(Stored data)
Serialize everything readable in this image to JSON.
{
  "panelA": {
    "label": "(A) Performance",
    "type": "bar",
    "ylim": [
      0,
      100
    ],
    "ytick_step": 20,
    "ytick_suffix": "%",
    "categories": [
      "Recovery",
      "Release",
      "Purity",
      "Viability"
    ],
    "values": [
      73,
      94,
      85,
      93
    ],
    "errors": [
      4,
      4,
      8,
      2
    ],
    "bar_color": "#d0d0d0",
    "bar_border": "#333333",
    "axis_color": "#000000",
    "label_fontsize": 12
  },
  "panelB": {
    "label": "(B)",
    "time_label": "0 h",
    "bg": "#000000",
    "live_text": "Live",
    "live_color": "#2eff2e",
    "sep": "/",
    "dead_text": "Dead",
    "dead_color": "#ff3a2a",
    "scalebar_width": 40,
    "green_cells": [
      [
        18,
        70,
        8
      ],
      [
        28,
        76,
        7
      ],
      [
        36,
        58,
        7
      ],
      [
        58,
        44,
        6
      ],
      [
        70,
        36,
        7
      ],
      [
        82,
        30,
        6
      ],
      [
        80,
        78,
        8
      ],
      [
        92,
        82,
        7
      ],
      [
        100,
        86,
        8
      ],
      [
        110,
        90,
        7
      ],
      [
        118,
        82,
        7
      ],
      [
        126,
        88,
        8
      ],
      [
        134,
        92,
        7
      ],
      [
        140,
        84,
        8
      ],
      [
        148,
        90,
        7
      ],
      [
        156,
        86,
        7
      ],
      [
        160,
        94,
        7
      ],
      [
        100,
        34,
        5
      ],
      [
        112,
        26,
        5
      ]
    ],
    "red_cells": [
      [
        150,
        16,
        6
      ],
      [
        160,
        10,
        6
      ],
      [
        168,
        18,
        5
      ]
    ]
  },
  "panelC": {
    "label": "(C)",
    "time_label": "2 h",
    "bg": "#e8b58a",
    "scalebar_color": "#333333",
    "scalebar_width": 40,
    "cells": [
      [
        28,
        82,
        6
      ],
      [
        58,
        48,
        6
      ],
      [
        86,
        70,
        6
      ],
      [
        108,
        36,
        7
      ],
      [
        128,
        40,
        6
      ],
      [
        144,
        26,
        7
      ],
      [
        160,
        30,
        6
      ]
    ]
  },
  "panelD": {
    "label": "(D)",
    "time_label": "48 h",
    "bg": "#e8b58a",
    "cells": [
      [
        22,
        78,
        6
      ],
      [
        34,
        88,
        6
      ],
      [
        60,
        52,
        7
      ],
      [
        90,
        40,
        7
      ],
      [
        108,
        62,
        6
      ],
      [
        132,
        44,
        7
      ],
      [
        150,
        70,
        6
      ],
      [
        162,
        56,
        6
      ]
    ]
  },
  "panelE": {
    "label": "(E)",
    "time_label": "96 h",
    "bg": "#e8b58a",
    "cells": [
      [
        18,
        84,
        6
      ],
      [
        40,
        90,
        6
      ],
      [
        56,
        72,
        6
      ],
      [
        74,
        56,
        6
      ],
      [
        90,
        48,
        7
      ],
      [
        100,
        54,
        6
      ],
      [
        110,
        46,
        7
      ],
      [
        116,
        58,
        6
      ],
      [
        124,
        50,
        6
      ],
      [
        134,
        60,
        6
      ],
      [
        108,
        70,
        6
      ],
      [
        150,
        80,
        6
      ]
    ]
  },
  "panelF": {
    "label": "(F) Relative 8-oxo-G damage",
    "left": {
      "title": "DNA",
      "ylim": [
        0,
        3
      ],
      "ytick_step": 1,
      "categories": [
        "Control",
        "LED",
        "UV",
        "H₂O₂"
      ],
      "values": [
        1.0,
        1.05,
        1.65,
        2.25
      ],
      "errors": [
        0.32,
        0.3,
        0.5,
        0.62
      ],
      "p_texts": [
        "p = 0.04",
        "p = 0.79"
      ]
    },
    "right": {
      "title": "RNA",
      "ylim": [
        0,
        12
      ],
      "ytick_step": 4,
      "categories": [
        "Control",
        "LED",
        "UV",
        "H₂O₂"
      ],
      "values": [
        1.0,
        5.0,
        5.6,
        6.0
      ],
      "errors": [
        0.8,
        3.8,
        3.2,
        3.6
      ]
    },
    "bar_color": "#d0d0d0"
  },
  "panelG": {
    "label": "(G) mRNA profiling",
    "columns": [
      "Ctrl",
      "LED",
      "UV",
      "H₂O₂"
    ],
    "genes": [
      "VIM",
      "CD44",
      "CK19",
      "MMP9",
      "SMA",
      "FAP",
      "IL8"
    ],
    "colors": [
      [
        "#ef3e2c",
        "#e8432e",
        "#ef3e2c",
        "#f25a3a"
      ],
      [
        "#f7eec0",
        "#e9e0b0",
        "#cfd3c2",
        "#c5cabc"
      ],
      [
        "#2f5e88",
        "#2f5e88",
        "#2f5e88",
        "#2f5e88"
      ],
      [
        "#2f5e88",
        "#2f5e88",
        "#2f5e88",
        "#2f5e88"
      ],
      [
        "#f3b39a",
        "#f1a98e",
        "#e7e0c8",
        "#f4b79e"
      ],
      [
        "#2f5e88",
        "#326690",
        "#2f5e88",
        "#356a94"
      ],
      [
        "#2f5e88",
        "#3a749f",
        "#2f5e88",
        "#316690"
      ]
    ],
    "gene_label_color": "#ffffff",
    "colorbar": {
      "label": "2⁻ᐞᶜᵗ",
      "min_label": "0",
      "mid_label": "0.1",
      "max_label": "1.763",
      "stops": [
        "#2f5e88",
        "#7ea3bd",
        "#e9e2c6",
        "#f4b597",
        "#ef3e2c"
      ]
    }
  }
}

--

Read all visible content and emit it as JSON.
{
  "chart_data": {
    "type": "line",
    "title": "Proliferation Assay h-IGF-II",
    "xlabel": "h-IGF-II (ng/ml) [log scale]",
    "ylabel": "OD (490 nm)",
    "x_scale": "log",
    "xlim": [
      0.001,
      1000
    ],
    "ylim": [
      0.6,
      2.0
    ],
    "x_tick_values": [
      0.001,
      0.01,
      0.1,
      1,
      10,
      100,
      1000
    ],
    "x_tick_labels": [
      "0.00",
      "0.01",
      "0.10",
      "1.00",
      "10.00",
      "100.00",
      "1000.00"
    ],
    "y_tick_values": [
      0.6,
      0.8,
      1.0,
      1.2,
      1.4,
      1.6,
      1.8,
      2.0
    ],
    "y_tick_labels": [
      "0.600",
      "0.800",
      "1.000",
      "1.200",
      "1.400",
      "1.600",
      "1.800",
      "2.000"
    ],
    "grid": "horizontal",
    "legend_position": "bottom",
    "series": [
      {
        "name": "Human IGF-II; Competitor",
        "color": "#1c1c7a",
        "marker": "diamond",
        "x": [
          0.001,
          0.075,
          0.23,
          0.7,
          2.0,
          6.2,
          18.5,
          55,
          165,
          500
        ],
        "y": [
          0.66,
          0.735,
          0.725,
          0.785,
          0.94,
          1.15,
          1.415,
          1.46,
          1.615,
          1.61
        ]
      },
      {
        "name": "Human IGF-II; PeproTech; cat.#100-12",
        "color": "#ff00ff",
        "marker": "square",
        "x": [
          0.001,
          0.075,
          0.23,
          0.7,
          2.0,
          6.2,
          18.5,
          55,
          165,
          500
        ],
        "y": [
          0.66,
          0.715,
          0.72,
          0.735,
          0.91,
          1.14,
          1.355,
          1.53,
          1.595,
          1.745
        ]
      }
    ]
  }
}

> **Brief**: A single integer is the expected output: the number of lines in the data that include the word "name".

> **Reply**: 2